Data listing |
# # # # # # #

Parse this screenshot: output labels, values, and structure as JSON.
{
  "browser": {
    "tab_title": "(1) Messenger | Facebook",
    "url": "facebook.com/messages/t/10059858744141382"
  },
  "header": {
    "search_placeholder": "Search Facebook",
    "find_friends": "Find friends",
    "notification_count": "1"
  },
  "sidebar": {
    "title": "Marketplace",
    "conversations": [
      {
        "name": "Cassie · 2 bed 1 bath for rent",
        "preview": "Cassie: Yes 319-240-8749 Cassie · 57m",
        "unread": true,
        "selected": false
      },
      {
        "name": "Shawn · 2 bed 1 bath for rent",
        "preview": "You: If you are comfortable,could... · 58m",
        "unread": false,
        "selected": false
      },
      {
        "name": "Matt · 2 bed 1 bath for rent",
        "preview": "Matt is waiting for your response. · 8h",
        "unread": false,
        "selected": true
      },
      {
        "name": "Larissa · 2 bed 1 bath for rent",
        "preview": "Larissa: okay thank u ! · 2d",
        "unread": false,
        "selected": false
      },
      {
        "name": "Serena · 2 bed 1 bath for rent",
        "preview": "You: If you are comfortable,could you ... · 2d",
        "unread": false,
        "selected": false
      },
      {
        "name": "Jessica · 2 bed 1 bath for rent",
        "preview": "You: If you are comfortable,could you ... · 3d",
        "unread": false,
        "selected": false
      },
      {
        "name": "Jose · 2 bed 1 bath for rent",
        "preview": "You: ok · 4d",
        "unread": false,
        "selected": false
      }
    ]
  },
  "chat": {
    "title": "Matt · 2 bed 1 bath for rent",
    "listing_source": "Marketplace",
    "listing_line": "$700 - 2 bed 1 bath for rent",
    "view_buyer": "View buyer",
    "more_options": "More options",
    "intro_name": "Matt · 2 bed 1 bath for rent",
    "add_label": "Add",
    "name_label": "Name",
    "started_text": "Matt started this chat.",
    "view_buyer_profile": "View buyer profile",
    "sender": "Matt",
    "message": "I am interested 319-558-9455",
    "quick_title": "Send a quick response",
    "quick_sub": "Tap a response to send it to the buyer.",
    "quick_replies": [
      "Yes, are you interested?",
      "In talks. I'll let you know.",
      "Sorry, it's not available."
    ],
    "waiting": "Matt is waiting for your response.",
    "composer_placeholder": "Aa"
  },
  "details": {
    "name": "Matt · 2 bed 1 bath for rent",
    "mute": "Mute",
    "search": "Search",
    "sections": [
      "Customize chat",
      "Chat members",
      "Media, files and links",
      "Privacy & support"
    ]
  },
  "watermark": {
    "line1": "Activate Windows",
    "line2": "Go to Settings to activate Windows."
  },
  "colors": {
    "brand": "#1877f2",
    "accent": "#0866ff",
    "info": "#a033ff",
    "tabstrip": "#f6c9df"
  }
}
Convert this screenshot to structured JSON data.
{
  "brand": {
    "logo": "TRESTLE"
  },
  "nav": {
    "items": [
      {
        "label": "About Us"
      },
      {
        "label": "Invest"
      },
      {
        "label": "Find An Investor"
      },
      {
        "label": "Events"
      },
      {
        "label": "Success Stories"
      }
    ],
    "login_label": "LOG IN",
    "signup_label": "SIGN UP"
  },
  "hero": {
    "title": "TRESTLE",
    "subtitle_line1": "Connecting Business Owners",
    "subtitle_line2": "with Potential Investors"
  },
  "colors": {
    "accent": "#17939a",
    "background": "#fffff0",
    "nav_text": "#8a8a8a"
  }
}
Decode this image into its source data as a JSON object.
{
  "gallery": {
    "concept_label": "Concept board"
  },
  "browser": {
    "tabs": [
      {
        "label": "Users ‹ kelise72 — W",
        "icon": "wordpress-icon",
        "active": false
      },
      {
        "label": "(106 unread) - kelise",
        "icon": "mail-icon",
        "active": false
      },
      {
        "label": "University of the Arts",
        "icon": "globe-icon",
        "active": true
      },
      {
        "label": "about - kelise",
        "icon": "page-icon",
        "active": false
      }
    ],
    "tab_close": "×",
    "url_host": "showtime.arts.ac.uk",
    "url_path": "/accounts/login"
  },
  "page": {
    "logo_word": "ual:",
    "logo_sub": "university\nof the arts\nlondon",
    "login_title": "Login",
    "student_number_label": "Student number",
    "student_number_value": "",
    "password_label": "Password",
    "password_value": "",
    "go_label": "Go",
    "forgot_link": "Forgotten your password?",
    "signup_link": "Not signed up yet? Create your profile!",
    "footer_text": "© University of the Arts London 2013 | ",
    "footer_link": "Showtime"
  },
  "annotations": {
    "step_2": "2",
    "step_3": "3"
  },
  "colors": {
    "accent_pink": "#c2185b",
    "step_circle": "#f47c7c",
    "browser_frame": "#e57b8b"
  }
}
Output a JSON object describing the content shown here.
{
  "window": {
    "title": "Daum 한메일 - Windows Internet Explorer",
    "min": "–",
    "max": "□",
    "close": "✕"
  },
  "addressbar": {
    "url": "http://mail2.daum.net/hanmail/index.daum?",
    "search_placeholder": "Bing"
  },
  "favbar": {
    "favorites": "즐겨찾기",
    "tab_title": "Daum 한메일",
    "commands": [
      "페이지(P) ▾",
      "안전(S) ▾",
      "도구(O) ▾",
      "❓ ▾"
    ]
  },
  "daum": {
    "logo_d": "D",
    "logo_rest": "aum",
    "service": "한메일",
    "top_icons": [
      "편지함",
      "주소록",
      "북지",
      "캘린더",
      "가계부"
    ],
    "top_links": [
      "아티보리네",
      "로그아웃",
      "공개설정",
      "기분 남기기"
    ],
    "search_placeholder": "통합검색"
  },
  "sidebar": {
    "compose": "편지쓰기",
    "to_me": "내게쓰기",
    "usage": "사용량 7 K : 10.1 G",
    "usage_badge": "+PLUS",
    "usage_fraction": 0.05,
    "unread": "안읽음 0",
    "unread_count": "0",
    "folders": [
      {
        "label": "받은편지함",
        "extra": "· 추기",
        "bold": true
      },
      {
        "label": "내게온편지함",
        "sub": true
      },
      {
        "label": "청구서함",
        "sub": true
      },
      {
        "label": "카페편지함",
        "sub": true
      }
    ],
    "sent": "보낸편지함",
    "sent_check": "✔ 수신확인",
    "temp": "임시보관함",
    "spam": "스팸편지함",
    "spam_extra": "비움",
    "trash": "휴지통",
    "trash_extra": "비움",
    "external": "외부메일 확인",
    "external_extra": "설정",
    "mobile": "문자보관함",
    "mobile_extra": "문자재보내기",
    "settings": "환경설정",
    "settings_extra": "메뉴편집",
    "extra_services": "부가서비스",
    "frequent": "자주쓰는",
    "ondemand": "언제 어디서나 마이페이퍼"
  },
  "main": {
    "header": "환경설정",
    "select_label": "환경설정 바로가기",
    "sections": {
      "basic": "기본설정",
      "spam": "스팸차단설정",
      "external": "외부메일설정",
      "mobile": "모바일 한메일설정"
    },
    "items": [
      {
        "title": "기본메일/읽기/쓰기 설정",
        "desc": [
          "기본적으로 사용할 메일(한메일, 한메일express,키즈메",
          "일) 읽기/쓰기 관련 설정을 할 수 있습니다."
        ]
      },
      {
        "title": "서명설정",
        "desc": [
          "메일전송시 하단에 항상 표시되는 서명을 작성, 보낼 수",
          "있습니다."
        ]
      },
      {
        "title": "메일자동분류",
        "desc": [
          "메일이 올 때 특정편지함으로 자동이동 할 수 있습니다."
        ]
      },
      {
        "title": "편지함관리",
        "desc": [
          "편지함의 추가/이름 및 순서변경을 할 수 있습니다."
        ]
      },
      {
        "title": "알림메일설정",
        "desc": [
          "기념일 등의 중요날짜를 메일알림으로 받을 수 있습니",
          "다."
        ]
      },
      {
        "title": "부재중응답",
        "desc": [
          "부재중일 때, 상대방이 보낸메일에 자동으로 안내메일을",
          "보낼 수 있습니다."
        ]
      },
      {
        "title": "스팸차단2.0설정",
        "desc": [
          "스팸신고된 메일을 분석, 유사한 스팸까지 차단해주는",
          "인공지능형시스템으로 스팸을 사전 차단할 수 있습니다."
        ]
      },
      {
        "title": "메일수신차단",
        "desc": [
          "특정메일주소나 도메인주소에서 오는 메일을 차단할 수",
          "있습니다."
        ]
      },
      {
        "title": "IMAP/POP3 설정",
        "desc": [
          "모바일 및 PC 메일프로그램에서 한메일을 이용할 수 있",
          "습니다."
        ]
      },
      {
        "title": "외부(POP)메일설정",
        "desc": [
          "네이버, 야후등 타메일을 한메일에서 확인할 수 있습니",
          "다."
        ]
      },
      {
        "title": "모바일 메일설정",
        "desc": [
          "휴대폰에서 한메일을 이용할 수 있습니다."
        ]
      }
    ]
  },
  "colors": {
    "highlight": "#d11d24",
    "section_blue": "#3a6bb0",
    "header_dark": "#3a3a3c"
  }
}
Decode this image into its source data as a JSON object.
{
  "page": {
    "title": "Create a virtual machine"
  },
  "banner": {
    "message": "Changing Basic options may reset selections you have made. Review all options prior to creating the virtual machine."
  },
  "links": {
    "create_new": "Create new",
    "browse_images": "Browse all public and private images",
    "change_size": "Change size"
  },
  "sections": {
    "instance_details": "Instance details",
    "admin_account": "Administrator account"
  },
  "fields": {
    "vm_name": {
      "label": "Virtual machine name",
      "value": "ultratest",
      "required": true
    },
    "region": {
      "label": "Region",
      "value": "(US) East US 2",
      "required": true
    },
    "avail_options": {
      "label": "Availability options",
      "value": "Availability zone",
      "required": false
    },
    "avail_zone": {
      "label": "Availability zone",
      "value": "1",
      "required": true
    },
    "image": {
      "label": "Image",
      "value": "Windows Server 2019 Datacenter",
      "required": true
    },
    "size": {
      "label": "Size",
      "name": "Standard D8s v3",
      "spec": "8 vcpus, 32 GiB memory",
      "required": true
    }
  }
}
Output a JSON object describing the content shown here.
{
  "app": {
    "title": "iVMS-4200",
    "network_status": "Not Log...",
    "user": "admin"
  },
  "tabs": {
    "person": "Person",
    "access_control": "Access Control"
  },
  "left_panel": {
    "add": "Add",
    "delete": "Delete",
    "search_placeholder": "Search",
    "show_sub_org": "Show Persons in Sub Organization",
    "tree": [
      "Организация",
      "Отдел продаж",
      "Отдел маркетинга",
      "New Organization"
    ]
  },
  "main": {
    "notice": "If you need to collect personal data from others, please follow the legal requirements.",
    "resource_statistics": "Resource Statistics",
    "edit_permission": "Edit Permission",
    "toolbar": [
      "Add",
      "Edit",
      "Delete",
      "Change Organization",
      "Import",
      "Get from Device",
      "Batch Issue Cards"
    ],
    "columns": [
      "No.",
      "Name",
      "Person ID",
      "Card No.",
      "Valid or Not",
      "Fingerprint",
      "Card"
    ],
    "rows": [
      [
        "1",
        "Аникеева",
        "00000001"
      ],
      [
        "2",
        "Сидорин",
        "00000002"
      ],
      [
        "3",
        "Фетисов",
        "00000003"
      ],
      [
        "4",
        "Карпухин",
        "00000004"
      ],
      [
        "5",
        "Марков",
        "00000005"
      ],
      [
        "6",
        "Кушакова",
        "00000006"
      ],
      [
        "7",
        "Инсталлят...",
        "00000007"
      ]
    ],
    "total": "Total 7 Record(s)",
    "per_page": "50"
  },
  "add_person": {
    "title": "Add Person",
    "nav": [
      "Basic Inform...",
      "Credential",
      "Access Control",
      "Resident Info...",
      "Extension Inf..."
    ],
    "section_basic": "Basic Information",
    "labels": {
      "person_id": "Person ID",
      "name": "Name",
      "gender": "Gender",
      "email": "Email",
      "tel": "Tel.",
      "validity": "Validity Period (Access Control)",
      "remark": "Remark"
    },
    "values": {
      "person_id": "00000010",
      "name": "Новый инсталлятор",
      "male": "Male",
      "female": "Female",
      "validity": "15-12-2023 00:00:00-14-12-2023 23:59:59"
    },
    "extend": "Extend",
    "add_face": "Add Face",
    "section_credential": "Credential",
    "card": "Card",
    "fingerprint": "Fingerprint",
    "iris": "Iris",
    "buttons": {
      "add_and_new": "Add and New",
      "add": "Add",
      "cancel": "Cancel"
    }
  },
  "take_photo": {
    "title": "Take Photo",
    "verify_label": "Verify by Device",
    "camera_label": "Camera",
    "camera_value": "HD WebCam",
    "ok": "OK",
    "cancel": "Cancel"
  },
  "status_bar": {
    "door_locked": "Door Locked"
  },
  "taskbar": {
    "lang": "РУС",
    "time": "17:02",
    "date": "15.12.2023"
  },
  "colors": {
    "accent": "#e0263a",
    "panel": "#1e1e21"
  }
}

# # # # # # #

Pick out each line in the material containing "buyer".

Written answer |
    "view_buyer": "View buyer",
    "view_buyer_profile": "View buyer profile",
    "quick_sub": "Tap a response to send it to the buyer.",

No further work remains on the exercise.